start Working data

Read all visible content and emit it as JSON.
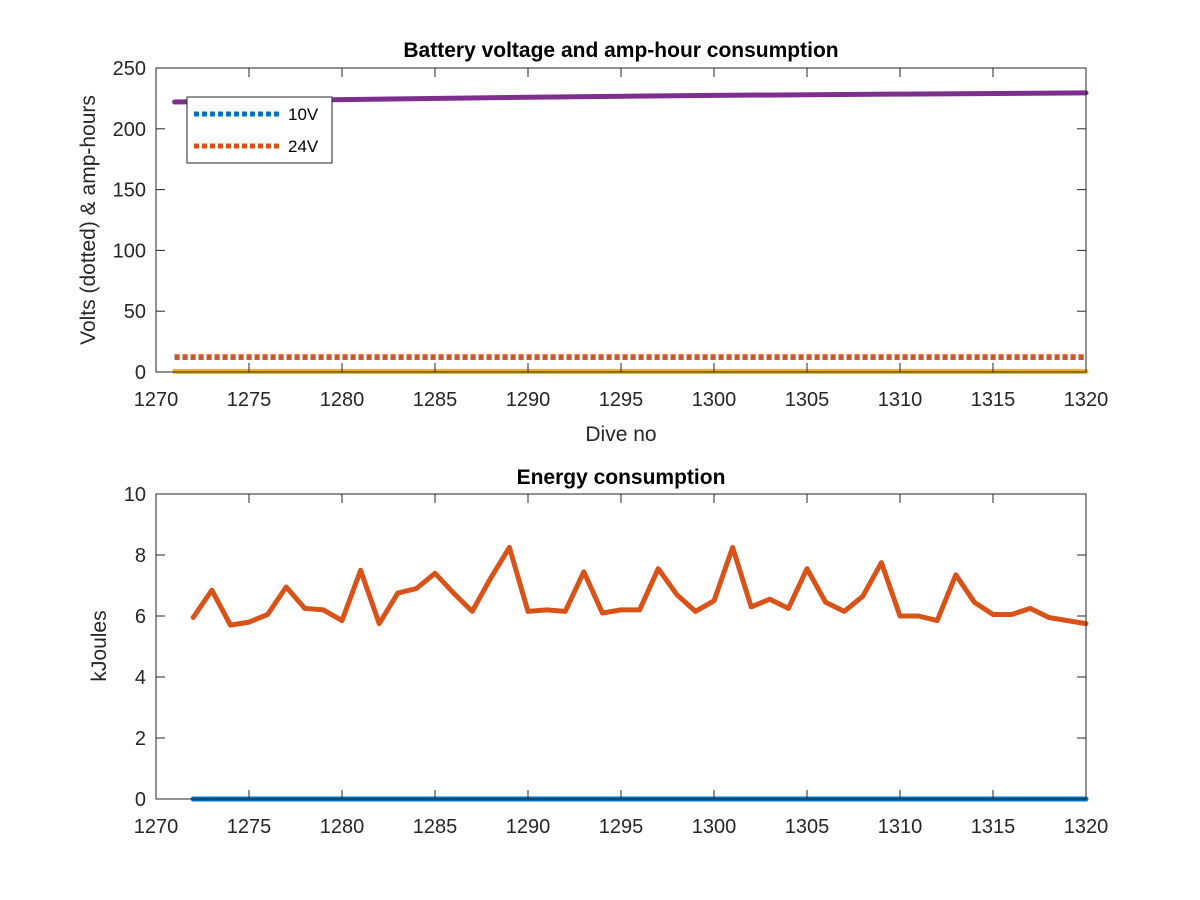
{
  "chart_data": [
    {
      "type": "line",
      "title": "Battery voltage and amp-hour consumption",
      "xlabel": "Dive no",
      "ylabel": "Volts (dotted) & amp-hours",
      "xlim": [
        1270,
        1320
      ],
      "ylim": [
        0,
        250
      ],
      "xticks": [
        "1270",
        "1275",
        "1280",
        "1285",
        "1290",
        "1295",
        "1300",
        "1305",
        "1310",
        "1315",
        "1320"
      ],
      "yticks": [
        "0",
        "50",
        "100",
        "150",
        "200",
        "250"
      ],
      "legend": {
        "placement": "top-left",
        "entries": [
          {
            "name": "10V",
            "color": "#0072BD",
            "style": "dotted"
          },
          {
            "name": "24V",
            "color": "#D95319",
            "style": "dotted"
          }
        ]
      },
      "series": [
        {
          "name": "10V",
          "color": "#0072BD",
          "style": "dotted",
          "x": [
            1271,
            1320
          ],
          "y": [
            12,
            12
          ]
        },
        {
          "name": "24V",
          "color": "#D95319",
          "style": "dotted",
          "x": [
            1271,
            1320
          ],
          "y": [
            12.5,
            12.5
          ]
        },
        {
          "color": "#7E2F8E",
          "style": "solid",
          "x": [
            1271,
            1280,
            1290,
            1300,
            1310,
            1320
          ],
          "y": [
            222,
            224,
            226,
            227.5,
            228.5,
            229.5
          ]
        },
        {
          "color": "#EDB120",
          "style": "solid",
          "x": [
            1271,
            1320
          ],
          "y": [
            0.5,
            0.5
          ]
        }
      ]
    },
    {
      "type": "line",
      "title": "Energy consumption",
      "xlabel": "",
      "ylabel": "kJoules",
      "xlim": [
        1270,
        1320
      ],
      "ylim": [
        0,
        10
      ],
      "xticks": [
        "1270",
        "1275",
        "1280",
        "1285",
        "1290",
        "1295",
        "1300",
        "1305",
        "1310",
        "1315",
        "1320"
      ],
      "yticks": [
        "0",
        "2",
        "4",
        "6",
        "8",
        "10"
      ],
      "series": [
        {
          "color": "#D95319",
          "style": "solid",
          "x": [
            1272,
            1273,
            1274,
            1275,
            1276,
            1277,
            1278,
            1279,
            1280,
            1281,
            1282,
            1283,
            1284,
            1285,
            1286,
            1287,
            1288,
            1289,
            1290,
            1291,
            1292,
            1293,
            1294,
            1295,
            1296,
            1297,
            1298,
            1299,
            1300,
            1301,
            1302,
            1303,
            1304,
            1305,
            1306,
            1307,
            1308,
            1309,
            1310,
            1311,
            1312,
            1313,
            1314,
            1315,
            1316,
            1317,
            1318,
            1319,
            1320
          ],
          "y": [
            5.95,
            6.85,
            5.7,
            5.8,
            6.05,
            6.95,
            6.25,
            6.2,
            5.85,
            7.5,
            5.75,
            6.75,
            6.9,
            7.4,
            6.75,
            6.15,
            7.25,
            8.25,
            6.15,
            6.2,
            6.15,
            7.45,
            6.1,
            6.2,
            6.2,
            7.55,
            6.7,
            6.15,
            6.5,
            8.25,
            6.3,
            6.55,
            6.25,
            7.55,
            6.45,
            6.15,
            6.65,
            7.75,
            6.0,
            6.0,
            5.85,
            7.35,
            6.45,
            6.05,
            6.05,
            6.25,
            5.95,
            5.85,
            5.75
          ]
        },
        {
          "color": "#0072BD",
          "style": "solid",
          "x": [
            1272,
            1320
          ],
          "y": [
            0,
            0
          ]
        }
      ]
    }
  ]
}
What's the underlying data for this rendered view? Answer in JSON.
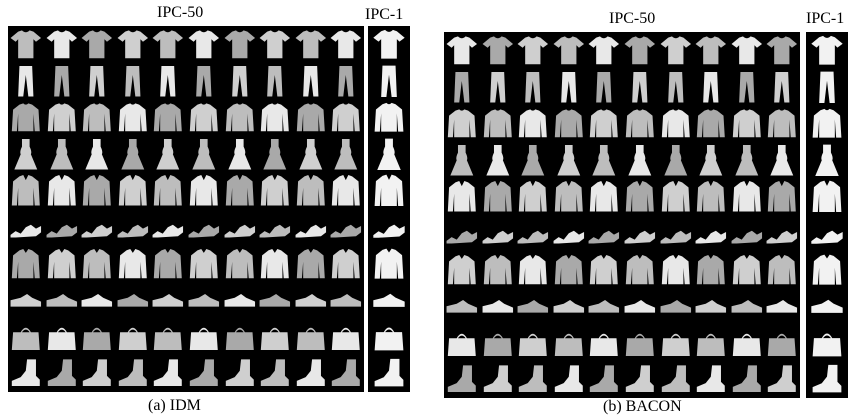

end Working data

Exercise goal: Working from the material above, transcribe it exactly while omitting pictures.

Solution to the problem:
Read all visible content and emit it as JSON.
{
  "chart_data": [
    {
      "type": "line",
      "title": "Battery voltage and amp-hour consumption",
      "xlabel": "Dive no",
      "ylabel": "Volts (dotted) & amp-hours",
      "xlim": [
        1270,
        1320
      ],
      "ylim": [
        0,
        250
      ],
      "xticks": [
        "1270",
        "1275",
        "1280",
        "1285",
        "1290",
        "1295",
        "1300",
        "1305",
        "1310",
        "1315",
        "1320"
      ],
      "yticks": [
        "0",
        "50",
        "100",
        "150",
        "200",
        "250"
      ],
      "legend": {
        "placement": "top-left",
        "entries": [
          {
            "name": "10V",
            "color": "#0072BD",
            "style": "dotted"
          },
          {
            "name": "24V",
            "color": "#D95319",
            "style": "dotted"
          }
        ]
      },
      "series": [
        {
          "name": "10V",
          "color": "#0072BD",
          "style": "dotted",
          "x": [
            1271,
            1320
          ],
          "y": [
            12,
            12
          ]
        },
        {
          "name": "24V",
          "color": "#D95319",
          "style": "dotted",
          "x": [
            1271,
            1320
          ],
          "y": [
            12.5,
            12.5
          ]
        },
        {
          "color": "#7E2F8E",
          "style": "solid",
          "x": [
            1271,
            1280,
            1290,
            1300,
            1310,
            1320
          ],
          "y": [
            222,
            224,
            226,
            227.5,
            228.5,
            229.5
          ]
        },
        {
          "color": "#EDB120",
          "style": "solid",
          "x": [
            1271,
            1320
          ],
          "y": [
            0.5,
            0.5
          ]
        }
      ]
    },
    {
      "type": "line",
      "title": "Energy consumption",
      "xlabel": "",
      "ylabel": "kJoules",
      "xlim": [
        1270,
        1320
      ],
      "ylim": [
        0,
        10
      ],
      "xticks": [
        "1270",
        "1275",
        "1280",
        "1285",
        "1290",
        "1295",
        "1300",
        "1305",
        "1310",
        "1315",
        "1320"
      ],
      "yticks": [
        "0",
        "2",
        "4",
        "6",
        "8",
        "10"
      ],
      "series": [
        {
          "color": "#D95319",
          "style": "solid",
          "x": [
            1272,
            1273,
            1274,
            1275,
            1276,
            1277,
            1278,
            1279,
            1280,
            1281,
            1282,
            1283,
            1284,
            1285,
            1286,
            1287,
            1288,
            1289,
            1290,
            1291,
            1292,
            1293,
            1294,
            1295,
            1296,
            1297,
            1298,
            1299,
            1300,
            1301,
            1302,
            1303,
            1304,
            1305,
            1306,
            1307,
            1308,
            1309,
            1310,
            1311,
            1312,
            1313,
            1314,
            1315,
            1316,
            1317,
            1318,
            1319,
            1320
          ],
          "y": [
            5.95,
            6.85,
            5.7,
            5.8,
            6.05,
            6.95,
            6.25,
            6.2,
            5.85,
            7.5,
            5.75,
            6.75,
            6.9,
            7.4,
            6.75,
            6.15,
            7.25,
            8.25,
            6.15,
            6.2,
            6.15,
            7.45,
            6.1,
            6.2,
            6.2,
            7.55,
            6.7,
            6.15,
            6.5,
            8.25,
            6.3,
            6.55,
            6.25,
            7.55,
            6.45,
            6.15,
            6.65,
            7.75,
            6.0,
            6.0,
            5.85,
            7.35,
            6.45,
            6.05,
            6.05,
            6.25,
            5.95,
            5.85,
            5.75
          ]
        },
        {
          "color": "#0072BD",
          "style": "solid",
          "x": [
            1272,
            1320
          ],
          "y": [
            0,
            0
          ]
        }
      ]
    }
  ]
}
What's the underlying data for this rendered view? Answer in JSON.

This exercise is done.